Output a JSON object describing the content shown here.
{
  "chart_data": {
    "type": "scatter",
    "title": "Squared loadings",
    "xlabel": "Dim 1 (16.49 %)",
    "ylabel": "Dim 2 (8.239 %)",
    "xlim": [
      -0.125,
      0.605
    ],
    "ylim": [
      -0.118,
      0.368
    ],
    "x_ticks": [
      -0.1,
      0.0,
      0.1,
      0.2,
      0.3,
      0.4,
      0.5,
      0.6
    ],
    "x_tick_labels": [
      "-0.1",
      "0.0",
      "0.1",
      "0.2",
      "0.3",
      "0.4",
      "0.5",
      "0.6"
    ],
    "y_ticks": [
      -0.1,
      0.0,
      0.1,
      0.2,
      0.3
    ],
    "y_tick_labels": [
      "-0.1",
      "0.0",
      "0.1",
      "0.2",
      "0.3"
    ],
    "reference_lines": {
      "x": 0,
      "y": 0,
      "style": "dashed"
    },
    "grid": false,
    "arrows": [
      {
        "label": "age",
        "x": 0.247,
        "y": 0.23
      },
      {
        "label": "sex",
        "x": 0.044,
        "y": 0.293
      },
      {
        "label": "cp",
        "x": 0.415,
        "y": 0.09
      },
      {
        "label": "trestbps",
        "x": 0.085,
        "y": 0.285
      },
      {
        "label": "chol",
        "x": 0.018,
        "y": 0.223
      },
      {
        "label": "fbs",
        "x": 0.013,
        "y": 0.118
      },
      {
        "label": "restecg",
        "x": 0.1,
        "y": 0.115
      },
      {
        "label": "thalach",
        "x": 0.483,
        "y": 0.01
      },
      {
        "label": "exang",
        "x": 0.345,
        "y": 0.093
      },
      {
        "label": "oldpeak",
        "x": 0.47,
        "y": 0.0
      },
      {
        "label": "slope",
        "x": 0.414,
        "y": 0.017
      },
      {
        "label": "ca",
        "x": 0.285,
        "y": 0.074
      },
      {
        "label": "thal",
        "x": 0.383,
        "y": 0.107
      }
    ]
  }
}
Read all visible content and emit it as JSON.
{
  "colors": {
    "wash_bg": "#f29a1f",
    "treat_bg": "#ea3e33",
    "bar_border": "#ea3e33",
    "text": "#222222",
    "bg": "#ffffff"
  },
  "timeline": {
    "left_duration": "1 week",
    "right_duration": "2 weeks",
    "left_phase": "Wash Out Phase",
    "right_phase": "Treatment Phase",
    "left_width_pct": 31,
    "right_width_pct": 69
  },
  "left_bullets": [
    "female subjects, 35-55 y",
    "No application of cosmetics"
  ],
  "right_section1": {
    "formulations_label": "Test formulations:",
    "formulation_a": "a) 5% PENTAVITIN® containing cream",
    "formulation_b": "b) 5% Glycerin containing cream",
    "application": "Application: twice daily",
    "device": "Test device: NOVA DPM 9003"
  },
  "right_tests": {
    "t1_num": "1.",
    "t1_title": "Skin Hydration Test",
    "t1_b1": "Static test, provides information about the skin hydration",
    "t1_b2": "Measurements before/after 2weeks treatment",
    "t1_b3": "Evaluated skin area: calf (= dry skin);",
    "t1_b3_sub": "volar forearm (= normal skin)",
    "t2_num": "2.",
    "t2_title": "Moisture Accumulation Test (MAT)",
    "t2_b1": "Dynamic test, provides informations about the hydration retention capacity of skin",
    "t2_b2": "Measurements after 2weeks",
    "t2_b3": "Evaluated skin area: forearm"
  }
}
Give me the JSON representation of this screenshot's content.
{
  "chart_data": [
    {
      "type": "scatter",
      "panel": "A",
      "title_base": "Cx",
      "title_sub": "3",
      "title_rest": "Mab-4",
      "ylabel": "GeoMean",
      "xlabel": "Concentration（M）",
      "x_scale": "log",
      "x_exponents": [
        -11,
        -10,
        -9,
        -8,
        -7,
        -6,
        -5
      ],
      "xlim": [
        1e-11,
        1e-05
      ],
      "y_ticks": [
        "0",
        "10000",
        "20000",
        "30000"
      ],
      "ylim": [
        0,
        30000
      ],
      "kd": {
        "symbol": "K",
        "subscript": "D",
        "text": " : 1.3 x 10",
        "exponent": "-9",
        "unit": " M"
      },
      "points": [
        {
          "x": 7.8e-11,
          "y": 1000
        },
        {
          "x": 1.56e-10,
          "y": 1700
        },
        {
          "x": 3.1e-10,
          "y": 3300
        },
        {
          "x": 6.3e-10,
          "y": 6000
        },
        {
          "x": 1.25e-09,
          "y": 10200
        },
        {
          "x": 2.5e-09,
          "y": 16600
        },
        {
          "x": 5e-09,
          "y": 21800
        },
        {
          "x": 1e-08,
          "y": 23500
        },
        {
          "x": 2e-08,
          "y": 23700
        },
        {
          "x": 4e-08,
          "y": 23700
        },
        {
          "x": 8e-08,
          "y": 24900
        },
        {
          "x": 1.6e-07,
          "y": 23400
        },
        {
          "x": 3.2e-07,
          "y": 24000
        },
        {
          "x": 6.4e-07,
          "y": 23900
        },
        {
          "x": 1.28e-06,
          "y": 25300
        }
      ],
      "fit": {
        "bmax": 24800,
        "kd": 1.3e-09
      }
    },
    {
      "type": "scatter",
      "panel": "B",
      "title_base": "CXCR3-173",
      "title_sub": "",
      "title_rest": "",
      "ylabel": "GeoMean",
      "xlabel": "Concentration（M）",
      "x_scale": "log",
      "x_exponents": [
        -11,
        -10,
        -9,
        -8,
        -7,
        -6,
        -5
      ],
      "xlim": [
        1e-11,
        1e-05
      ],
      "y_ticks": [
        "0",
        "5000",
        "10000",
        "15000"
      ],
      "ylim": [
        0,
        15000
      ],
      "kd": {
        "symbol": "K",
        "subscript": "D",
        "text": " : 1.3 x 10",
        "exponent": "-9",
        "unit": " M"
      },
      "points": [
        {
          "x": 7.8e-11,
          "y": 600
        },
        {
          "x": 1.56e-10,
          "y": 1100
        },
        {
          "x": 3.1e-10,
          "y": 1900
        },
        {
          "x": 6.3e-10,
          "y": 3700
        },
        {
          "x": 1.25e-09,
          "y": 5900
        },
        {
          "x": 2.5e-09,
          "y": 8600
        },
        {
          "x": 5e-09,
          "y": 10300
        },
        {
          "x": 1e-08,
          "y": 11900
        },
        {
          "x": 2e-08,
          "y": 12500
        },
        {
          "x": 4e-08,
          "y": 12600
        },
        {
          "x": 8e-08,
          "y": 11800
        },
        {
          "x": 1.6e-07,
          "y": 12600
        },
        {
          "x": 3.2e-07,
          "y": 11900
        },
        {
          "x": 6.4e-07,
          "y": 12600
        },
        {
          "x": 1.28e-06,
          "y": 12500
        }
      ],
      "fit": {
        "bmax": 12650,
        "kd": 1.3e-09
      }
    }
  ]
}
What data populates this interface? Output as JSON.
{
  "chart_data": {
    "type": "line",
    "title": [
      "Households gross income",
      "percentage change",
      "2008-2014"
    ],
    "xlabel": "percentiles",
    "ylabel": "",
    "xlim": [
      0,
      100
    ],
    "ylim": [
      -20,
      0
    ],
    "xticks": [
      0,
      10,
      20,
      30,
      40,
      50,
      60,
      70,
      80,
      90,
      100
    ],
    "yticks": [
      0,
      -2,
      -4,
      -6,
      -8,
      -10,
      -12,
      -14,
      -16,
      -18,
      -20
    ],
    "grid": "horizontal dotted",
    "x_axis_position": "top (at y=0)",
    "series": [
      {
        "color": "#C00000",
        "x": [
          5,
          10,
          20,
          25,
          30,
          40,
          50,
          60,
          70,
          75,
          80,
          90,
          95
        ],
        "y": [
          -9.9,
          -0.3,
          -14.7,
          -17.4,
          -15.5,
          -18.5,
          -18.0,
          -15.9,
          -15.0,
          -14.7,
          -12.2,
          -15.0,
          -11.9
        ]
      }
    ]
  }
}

-------------------------

* [Exercise task]: In the entries above, find each line with the word "type" and show it.

* [Answer to this task]:
    "type": "scatter",
      "type": "scatter",
      "type": "scatter",
    "type": "line",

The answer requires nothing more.